-- Records contained in a dataset --

## Begin

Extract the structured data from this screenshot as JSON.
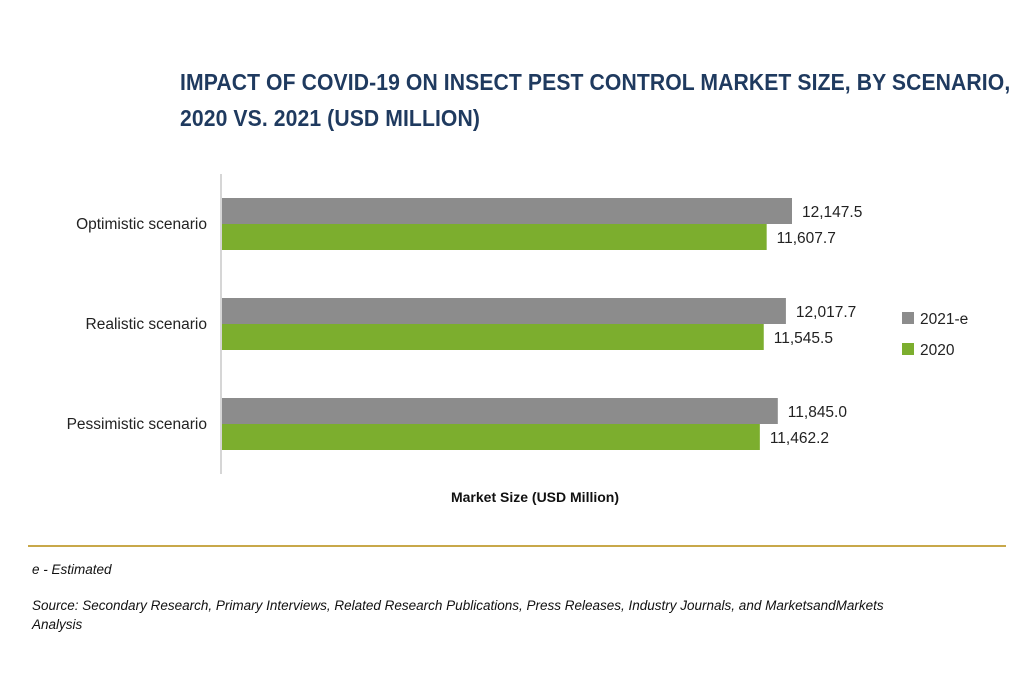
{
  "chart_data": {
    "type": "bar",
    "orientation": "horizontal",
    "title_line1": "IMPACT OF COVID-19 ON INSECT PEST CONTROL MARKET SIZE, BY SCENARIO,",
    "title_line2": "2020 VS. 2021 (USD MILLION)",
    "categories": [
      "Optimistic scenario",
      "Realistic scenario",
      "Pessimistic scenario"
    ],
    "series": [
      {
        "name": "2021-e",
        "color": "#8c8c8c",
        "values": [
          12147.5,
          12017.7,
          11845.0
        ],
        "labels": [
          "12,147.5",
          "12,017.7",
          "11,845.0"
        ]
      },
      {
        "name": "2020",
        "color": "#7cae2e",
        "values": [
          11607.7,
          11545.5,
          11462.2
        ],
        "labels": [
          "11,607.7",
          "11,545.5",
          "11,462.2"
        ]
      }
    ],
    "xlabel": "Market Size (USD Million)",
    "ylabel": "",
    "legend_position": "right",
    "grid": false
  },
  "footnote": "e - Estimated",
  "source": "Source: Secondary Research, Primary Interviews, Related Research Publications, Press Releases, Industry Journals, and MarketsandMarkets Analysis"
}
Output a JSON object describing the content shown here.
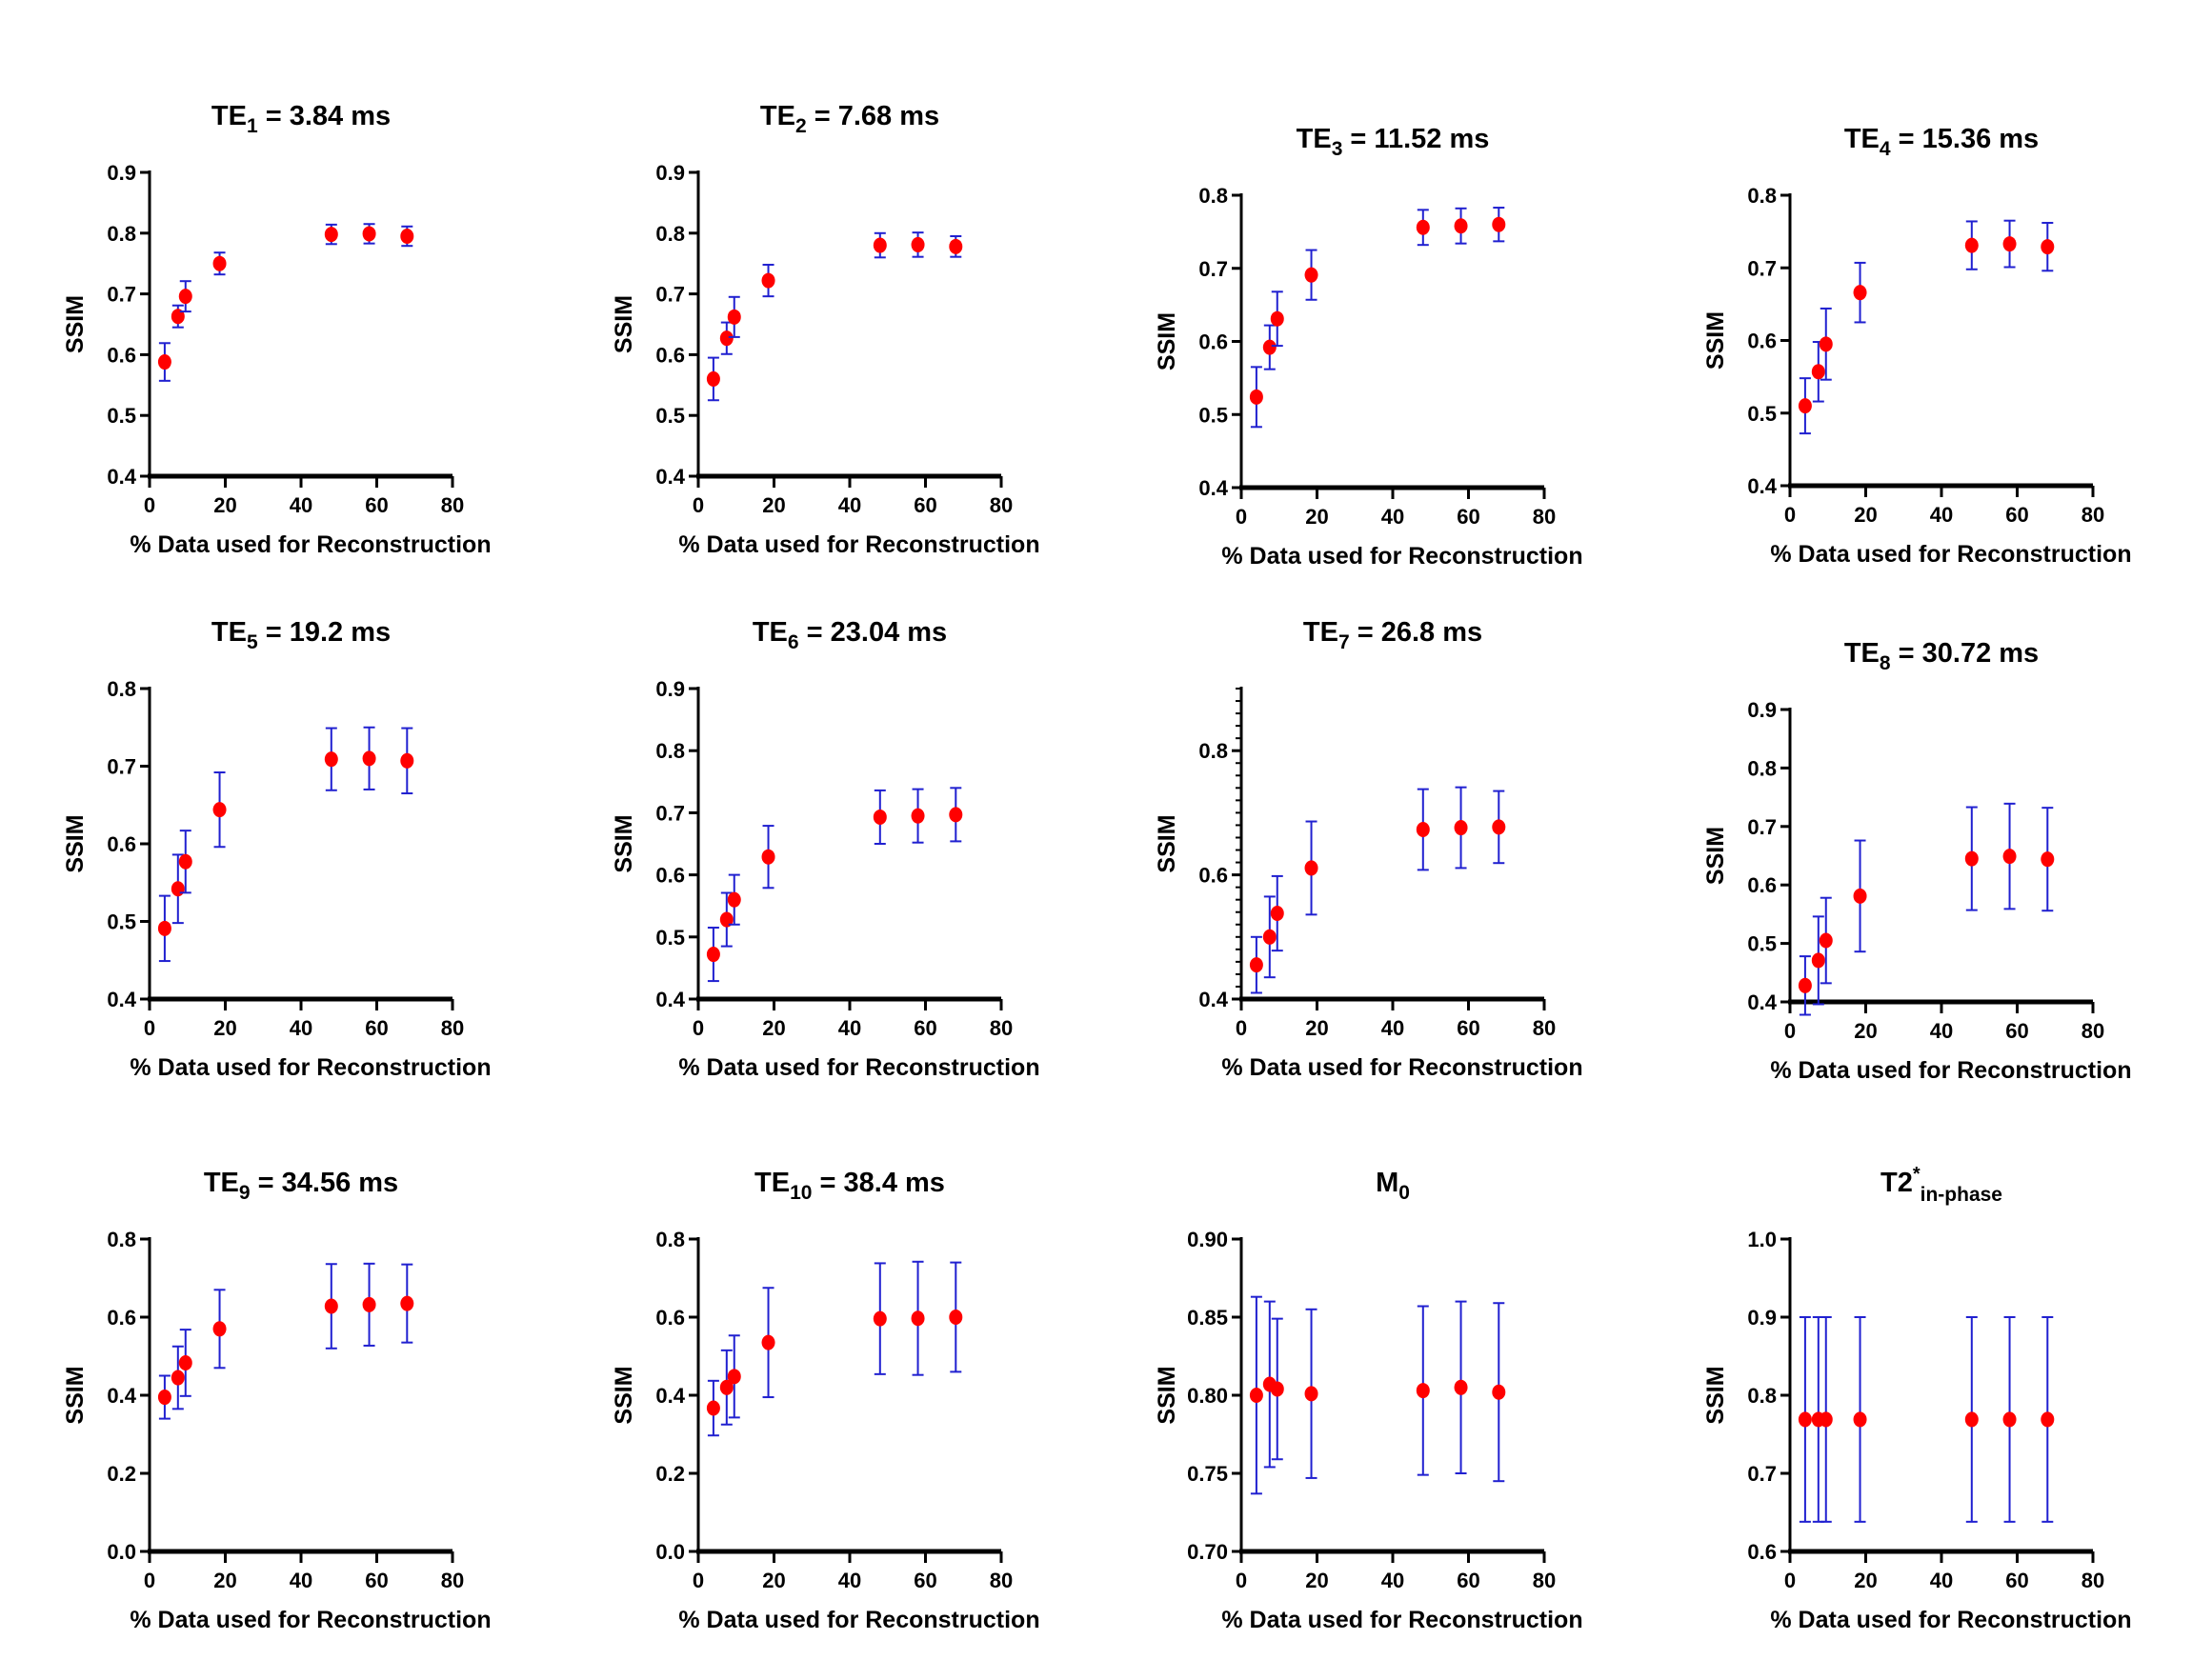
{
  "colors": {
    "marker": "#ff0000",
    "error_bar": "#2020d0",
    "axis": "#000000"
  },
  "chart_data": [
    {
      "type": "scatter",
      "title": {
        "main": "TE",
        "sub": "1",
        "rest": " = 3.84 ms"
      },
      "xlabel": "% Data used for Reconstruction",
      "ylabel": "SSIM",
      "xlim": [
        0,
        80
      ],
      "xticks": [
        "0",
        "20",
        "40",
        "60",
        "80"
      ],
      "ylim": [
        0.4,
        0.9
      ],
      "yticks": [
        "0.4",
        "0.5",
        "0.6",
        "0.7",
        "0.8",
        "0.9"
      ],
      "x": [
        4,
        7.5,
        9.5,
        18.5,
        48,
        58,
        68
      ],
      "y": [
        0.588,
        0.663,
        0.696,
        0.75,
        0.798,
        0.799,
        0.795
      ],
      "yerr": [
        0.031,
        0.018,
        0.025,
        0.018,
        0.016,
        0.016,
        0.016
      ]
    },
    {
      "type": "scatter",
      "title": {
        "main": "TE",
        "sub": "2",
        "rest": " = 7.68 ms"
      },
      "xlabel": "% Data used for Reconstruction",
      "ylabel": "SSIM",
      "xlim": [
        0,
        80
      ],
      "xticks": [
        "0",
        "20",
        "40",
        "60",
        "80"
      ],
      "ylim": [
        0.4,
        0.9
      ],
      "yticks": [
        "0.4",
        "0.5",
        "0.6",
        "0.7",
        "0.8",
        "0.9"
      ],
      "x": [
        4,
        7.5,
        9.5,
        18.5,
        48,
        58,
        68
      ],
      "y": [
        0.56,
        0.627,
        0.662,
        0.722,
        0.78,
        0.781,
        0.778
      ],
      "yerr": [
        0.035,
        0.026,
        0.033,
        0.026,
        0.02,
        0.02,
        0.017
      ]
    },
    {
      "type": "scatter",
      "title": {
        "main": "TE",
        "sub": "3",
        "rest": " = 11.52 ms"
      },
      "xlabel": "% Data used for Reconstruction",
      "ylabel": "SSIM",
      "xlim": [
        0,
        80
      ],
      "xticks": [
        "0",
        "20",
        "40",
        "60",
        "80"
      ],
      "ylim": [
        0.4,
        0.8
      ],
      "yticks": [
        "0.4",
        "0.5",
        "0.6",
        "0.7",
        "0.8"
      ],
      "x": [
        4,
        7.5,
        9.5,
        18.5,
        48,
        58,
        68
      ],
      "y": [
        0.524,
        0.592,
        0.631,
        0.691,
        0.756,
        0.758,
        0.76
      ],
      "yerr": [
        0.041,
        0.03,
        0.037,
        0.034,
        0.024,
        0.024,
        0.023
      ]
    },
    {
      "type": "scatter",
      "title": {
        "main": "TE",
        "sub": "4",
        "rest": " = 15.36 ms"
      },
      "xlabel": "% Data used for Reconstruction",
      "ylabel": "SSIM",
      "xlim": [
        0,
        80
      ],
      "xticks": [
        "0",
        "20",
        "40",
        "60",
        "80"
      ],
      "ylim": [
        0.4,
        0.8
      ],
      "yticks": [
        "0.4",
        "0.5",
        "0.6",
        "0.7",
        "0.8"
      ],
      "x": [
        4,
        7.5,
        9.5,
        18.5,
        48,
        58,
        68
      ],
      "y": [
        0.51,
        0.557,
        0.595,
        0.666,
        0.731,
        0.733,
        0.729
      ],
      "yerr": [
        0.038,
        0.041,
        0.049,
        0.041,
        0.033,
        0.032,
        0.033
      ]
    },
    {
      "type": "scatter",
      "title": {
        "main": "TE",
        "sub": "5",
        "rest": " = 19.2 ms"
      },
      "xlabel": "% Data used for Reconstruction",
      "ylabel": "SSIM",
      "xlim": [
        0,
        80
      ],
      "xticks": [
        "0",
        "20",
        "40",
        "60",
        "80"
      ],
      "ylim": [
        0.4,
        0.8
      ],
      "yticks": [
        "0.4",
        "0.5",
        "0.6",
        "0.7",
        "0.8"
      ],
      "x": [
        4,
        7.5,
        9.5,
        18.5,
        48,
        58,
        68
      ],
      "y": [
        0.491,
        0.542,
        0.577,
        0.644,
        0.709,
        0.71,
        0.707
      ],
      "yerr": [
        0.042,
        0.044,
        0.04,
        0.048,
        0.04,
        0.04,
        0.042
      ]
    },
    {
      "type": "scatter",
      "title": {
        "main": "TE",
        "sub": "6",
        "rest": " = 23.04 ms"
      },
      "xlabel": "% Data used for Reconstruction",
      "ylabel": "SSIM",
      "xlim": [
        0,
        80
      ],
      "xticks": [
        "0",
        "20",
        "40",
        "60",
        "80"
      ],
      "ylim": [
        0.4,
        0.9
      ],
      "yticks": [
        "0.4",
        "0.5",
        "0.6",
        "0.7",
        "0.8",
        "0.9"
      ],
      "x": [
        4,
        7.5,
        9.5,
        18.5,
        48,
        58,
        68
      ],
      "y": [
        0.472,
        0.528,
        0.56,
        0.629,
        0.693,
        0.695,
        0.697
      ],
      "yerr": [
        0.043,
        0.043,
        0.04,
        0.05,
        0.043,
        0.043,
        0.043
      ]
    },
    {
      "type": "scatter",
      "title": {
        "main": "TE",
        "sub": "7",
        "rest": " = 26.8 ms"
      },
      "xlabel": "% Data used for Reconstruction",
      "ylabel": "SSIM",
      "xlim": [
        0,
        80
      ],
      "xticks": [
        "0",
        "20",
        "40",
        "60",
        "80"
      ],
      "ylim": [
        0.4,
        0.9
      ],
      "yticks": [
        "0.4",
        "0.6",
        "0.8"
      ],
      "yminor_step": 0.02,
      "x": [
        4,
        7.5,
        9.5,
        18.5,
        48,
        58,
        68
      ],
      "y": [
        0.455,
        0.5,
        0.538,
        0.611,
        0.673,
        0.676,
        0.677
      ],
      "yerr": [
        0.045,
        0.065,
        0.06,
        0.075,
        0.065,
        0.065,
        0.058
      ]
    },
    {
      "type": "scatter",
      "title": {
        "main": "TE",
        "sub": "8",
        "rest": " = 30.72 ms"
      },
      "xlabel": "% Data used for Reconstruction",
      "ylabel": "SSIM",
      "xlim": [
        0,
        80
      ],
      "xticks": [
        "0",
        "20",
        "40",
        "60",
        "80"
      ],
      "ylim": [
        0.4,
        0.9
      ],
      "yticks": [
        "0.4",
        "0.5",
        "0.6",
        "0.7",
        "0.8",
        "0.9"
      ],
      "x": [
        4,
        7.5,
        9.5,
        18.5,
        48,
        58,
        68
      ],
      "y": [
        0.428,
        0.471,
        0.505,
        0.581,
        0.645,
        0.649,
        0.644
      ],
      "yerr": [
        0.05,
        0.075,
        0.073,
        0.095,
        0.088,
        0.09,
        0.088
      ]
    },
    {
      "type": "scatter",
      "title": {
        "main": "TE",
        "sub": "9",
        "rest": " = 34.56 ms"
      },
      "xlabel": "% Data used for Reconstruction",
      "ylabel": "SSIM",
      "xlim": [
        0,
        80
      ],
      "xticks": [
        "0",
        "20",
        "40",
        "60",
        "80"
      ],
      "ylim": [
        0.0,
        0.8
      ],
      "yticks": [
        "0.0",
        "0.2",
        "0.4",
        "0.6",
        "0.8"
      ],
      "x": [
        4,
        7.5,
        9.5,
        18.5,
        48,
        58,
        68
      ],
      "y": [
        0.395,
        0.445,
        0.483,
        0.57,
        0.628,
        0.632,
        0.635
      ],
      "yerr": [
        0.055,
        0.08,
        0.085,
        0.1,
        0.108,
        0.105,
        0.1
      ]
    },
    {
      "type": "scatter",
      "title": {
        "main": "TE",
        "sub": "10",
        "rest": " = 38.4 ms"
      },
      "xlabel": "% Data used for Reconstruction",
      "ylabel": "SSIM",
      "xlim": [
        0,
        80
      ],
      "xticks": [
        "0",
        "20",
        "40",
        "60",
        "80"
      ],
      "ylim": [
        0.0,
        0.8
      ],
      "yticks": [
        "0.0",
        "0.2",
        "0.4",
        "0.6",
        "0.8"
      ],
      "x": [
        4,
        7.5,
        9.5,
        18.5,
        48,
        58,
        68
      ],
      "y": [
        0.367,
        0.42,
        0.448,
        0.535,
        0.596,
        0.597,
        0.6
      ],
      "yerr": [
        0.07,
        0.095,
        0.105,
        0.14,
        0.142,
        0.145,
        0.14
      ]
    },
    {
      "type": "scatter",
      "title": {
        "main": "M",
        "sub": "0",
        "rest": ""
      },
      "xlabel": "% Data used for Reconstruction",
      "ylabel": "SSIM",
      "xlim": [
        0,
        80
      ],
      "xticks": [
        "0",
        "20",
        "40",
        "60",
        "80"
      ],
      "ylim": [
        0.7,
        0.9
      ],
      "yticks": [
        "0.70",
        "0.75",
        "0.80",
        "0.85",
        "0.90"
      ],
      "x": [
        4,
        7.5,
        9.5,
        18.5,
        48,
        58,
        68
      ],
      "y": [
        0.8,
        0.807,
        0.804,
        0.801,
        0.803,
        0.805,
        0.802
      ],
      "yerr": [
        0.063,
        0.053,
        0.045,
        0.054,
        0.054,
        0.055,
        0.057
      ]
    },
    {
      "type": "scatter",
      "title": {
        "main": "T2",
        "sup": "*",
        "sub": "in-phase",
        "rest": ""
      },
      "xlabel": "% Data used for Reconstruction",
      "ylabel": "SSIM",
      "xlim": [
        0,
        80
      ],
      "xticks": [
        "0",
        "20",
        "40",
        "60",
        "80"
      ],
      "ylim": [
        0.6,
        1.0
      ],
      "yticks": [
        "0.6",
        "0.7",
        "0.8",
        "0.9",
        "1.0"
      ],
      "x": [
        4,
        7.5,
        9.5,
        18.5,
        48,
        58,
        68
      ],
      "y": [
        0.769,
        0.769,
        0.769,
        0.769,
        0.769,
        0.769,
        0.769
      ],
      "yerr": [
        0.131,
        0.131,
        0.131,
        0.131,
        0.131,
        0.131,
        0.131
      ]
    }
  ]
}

## End

Gather up the lines containing the word "JSON" from these records and copy them.

-- Task result --
Extract the structured data from this screenshot as JSON.
Output a JSON object describing the content shown here.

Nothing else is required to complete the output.